═════ INPUT

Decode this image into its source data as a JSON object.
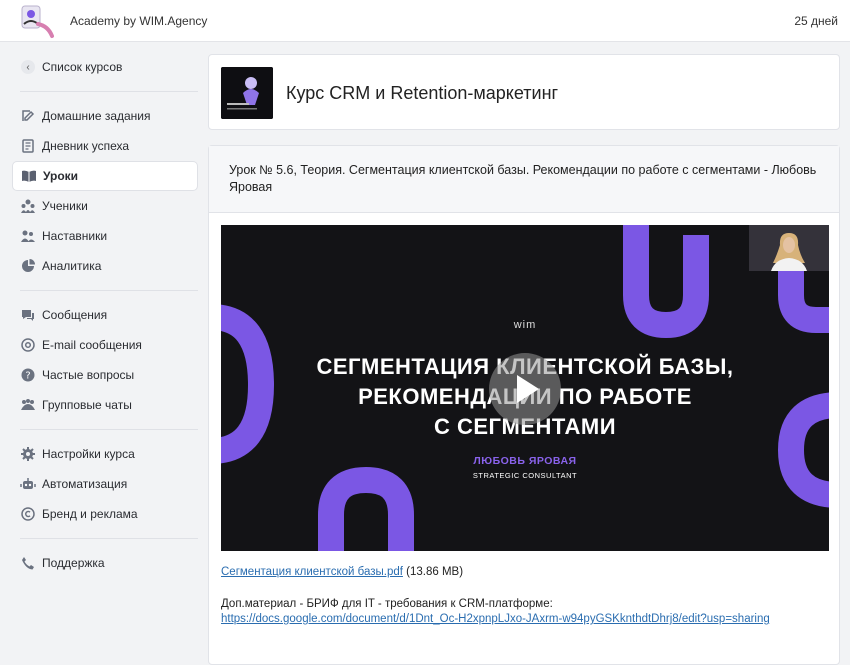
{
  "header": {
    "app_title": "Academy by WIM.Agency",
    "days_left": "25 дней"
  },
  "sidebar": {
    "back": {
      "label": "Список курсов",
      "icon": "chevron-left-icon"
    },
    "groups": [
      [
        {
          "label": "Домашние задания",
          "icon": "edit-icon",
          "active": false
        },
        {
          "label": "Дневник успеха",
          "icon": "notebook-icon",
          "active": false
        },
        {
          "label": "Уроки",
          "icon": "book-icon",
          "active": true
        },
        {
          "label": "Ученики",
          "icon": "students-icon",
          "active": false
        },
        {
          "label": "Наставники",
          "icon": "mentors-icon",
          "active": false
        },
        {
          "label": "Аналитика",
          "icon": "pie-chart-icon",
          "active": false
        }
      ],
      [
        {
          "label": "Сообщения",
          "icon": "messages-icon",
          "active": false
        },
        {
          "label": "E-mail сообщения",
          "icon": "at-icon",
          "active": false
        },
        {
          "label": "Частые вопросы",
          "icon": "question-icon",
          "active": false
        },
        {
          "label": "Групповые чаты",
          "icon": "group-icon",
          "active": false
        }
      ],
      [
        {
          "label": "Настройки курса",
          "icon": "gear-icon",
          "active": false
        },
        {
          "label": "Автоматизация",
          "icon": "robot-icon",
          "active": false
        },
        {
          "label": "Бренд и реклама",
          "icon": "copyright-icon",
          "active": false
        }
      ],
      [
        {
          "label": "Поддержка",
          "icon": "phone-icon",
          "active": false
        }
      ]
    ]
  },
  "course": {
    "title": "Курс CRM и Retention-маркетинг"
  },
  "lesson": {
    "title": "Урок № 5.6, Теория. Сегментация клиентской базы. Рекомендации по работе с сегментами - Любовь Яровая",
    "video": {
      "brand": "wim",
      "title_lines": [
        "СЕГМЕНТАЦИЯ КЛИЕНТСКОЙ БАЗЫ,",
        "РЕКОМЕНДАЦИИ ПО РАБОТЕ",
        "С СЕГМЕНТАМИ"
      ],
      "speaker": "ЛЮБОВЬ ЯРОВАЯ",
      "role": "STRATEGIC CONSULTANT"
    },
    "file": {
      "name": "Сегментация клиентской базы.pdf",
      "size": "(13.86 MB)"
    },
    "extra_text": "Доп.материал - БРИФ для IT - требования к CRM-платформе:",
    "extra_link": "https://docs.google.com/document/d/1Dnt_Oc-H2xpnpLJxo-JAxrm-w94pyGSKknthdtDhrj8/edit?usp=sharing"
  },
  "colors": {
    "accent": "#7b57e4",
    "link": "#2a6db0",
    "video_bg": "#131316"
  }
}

══════════
═════ INPUT

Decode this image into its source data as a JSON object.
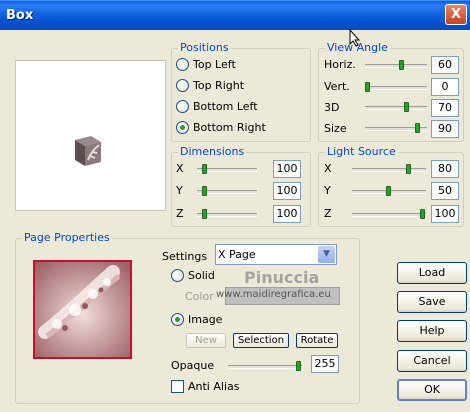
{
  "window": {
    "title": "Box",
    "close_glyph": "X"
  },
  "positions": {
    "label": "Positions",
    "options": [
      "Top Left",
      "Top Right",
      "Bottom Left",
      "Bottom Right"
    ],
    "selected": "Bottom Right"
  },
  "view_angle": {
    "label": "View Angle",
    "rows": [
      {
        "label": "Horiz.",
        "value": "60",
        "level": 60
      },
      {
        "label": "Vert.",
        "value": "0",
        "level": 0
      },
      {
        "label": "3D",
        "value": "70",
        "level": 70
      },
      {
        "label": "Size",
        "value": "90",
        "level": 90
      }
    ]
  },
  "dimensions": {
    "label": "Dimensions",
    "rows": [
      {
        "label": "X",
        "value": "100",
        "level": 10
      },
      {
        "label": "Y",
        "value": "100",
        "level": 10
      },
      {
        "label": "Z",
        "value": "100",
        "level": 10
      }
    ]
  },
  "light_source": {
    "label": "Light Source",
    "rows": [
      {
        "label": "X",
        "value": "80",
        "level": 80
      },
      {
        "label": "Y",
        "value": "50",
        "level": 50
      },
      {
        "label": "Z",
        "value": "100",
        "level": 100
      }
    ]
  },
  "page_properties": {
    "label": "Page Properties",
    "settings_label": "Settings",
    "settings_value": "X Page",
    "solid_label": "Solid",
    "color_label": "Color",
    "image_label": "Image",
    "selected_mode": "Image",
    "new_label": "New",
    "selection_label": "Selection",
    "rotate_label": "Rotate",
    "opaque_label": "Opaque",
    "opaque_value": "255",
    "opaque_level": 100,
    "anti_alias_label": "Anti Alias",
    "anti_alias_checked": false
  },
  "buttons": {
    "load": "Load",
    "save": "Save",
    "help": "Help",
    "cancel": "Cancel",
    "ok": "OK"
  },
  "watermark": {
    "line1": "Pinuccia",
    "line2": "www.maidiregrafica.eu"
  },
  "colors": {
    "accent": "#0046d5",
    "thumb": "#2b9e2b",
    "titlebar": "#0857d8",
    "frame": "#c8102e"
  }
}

══════════

• _WHAT TO DO_
Among the lines of the material, find those that hold the word "Bottom" and copy them.

• _FULL RESPONSE_
      "Bottom Left",
      "Bottom Right"
    "selected": "Bottom Right"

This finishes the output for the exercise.